"""
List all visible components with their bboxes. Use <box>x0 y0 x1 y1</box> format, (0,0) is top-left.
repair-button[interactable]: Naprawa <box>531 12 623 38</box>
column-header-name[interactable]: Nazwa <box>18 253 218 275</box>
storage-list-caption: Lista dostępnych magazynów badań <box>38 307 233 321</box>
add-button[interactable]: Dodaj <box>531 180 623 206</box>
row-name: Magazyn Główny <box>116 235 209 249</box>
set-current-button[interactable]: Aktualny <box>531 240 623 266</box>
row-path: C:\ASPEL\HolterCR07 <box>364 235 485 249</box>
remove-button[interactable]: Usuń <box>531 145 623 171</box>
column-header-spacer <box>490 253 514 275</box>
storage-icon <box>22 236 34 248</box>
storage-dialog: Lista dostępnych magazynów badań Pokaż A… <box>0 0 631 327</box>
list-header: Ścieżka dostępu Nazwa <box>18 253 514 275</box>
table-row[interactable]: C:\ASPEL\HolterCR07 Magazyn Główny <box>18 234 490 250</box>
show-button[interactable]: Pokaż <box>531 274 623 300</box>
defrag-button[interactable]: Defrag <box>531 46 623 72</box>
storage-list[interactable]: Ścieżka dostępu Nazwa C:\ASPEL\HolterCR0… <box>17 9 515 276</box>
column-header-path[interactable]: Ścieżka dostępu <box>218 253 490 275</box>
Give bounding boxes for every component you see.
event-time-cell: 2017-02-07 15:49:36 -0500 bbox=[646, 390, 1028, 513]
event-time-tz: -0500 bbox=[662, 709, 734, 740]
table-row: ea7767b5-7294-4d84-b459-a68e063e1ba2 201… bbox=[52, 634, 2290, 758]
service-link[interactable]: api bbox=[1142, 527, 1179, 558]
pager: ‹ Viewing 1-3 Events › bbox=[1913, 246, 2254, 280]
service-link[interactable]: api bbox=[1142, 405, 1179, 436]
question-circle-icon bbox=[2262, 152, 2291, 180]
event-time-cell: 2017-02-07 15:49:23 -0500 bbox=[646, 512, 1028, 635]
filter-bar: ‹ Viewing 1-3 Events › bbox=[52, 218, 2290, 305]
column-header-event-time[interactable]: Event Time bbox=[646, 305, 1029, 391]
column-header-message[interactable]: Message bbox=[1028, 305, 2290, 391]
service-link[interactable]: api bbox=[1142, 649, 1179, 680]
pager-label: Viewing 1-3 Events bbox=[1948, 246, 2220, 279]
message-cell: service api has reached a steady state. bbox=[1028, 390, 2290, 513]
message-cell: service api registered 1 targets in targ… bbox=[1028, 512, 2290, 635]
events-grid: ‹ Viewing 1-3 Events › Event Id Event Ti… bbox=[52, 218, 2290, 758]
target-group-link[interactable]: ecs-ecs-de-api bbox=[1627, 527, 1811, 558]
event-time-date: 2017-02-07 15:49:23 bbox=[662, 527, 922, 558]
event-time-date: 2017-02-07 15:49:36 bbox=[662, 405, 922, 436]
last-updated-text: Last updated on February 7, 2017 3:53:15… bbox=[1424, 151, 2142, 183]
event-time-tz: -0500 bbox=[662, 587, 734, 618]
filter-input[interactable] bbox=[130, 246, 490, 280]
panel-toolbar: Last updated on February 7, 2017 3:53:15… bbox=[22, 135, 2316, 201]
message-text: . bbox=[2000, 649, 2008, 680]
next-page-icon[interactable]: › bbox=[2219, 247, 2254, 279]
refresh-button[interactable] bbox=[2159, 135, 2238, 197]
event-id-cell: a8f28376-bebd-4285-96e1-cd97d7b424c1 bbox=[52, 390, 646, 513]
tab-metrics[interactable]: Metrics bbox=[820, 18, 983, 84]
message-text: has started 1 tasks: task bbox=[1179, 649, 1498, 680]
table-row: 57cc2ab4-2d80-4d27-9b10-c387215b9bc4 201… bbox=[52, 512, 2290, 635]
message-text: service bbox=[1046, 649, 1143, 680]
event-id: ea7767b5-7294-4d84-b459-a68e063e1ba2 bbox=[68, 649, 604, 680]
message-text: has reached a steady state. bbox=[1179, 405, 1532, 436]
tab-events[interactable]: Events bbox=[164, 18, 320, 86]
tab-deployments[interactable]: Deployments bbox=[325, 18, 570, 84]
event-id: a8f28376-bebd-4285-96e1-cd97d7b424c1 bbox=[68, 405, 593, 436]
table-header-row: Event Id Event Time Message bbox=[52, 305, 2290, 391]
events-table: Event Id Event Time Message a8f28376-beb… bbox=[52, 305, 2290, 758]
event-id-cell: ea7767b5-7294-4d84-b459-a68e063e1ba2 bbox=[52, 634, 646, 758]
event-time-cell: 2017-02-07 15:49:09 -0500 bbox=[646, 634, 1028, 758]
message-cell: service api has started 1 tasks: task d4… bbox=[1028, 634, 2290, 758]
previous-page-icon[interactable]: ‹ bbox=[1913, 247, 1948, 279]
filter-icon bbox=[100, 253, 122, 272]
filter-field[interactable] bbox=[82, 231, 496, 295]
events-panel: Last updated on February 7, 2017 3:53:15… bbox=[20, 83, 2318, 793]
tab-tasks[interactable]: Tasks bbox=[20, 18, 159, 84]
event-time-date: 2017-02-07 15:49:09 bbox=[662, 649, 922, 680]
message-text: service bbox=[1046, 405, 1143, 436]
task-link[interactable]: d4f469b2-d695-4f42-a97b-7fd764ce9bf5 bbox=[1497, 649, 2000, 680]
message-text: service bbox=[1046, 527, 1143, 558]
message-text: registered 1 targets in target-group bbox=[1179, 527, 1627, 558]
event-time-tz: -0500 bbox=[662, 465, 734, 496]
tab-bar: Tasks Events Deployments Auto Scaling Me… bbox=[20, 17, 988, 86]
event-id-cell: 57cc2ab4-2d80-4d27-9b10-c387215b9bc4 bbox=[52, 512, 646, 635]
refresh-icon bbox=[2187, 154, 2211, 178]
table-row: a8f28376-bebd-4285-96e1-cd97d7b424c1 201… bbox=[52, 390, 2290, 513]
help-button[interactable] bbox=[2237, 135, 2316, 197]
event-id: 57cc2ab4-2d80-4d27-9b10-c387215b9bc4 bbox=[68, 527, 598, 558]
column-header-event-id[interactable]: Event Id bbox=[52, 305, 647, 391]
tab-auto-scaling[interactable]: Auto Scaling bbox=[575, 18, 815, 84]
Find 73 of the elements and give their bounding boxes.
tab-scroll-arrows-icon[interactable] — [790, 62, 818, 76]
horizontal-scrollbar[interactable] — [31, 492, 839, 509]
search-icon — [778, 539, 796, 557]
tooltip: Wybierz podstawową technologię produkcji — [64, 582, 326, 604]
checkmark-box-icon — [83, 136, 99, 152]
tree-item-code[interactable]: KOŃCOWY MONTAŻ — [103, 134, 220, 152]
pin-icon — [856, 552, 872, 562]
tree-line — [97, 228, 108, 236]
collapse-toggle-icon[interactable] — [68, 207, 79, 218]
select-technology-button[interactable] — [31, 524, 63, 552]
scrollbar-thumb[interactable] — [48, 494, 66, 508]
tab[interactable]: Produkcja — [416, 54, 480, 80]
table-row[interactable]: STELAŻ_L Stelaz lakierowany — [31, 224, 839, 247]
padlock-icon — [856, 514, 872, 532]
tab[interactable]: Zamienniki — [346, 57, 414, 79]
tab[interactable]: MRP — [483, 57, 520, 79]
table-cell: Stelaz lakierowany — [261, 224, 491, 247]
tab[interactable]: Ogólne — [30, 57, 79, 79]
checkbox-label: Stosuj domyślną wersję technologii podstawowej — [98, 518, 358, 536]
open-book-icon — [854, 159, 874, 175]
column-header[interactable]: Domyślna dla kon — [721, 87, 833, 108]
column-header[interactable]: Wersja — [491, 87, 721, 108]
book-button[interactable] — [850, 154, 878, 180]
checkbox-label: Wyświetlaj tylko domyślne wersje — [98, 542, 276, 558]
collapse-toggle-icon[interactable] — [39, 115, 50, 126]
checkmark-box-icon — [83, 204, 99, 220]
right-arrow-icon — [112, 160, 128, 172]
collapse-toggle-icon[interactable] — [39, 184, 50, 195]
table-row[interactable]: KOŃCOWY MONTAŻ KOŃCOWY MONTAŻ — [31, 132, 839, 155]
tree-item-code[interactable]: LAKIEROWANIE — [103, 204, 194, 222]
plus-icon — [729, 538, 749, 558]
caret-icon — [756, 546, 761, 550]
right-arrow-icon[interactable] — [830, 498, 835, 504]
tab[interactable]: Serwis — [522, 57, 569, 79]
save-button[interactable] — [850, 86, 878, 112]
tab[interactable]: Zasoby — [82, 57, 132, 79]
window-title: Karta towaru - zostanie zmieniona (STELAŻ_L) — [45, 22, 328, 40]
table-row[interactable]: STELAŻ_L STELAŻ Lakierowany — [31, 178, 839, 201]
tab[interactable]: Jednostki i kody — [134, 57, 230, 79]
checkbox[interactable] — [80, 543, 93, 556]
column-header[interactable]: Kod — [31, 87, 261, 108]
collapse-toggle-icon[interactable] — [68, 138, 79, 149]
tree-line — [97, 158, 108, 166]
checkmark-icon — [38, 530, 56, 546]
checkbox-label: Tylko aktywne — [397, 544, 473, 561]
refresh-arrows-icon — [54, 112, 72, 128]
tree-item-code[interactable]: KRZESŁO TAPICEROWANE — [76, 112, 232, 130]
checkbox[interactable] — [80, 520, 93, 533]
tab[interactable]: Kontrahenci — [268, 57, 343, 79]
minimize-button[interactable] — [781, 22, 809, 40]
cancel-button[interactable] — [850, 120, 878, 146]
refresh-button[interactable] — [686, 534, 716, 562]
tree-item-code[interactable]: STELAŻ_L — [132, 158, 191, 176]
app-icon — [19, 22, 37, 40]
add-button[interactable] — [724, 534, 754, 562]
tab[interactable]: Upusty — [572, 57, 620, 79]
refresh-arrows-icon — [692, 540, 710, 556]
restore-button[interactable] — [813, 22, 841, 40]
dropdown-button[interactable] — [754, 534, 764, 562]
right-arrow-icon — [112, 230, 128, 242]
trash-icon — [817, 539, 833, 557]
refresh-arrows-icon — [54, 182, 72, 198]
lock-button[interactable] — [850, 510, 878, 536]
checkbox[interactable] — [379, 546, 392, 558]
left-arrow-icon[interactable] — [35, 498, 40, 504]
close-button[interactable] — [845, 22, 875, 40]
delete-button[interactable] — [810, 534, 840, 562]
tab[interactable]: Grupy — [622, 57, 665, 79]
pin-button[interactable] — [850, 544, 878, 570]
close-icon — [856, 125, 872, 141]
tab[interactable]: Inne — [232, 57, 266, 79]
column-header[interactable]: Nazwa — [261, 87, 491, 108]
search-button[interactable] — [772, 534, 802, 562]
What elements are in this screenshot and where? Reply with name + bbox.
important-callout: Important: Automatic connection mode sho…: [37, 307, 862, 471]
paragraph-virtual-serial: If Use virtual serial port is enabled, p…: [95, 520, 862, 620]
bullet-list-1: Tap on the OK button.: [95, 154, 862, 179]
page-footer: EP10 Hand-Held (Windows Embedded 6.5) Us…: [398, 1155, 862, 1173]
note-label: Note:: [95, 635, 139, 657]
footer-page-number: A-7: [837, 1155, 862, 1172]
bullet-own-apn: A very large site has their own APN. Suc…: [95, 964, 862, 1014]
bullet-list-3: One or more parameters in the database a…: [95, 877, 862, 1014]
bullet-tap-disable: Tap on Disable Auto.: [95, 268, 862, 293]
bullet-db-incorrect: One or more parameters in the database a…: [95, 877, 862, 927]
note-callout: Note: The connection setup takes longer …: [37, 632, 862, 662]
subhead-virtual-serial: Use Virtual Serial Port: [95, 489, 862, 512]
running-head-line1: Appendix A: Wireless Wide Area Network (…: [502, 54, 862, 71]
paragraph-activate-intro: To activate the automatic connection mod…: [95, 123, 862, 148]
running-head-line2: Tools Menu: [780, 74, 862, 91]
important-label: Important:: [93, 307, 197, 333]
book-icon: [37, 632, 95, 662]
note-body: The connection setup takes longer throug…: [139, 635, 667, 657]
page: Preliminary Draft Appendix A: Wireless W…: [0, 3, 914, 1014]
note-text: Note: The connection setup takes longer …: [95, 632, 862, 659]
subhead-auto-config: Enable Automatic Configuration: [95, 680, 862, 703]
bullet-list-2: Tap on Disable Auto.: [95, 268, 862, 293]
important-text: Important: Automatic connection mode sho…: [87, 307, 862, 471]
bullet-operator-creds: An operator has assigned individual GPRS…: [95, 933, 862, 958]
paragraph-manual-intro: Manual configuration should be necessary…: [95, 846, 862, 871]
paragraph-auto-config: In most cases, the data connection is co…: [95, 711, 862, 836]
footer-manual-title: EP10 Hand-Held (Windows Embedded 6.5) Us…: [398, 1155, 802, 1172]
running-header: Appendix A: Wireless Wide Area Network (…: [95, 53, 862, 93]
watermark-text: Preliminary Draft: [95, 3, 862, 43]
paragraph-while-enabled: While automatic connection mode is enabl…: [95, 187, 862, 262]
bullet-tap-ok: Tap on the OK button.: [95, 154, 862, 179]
"""
- [Stated exercise] Convert the records from their first line through the line containing "Give bounding boxes" into a JSON list of strings, one string per line, with blank lines omitted.

- [Response for this exercise]
[
  "List all visible components with their bboxes. Use <box>x0 y0 x1 y1</box> format, (0,0) is top-left.",
  "repair-button[interactable]: Naprawa <box>531 12 623 38</box>",
  "column-header-name[interactable]: Nazwa <box>18 253 218 275</box>",
  "storage-list-caption: Lista dostępnych magazynów badań <box>38 307 233 321</box>",
  "add-button[interactable]: Dodaj <box>531 180 623 206</box>",
  "row-name: Magazyn Główny <box>116 235 209 249</box>",
  "set-current-button[interactable]: Aktualny <box>531 240 623 266</box>",
  "row-path: C:\\ASPEL\\HolterCR07 <box>364 235 485 249</box>",
  "remove-button[interactable]: Usuń <box>531 145 623 171</box>",
  "column-header-spacer <box>490 253 514 275</box>",
  "storage-icon <box>22 236 34 248</box>",
  "storage-dialog: Lista dostępnych magazynów badań Pokaż A… <box>0 0 631 327</box>",
  "list-header: Ścieżka dostępu Nazwa <box>18 253 514 275</box>",
  "table-row[interactable]: C:\\ASPEL\\HolterCR07 Magazyn Główny <box>18 234 490 250</box>",
  "show-button[interactable]: Pokaż <box>531 274 623 300</box>",
  "defrag-button[interactable]: Defrag <box>531 46 623 72</box>",
  "storage-list[interactable]: Ścieżka dostępu Nazwa C:\\ASPEL\\HolterCR0… <box>17 9 515 276</box>",
  "column-header-path[interactable]: Ścieżka dostępu <box>218 253 490 275</box>",
  "Give bounding boxes for every component you see."
]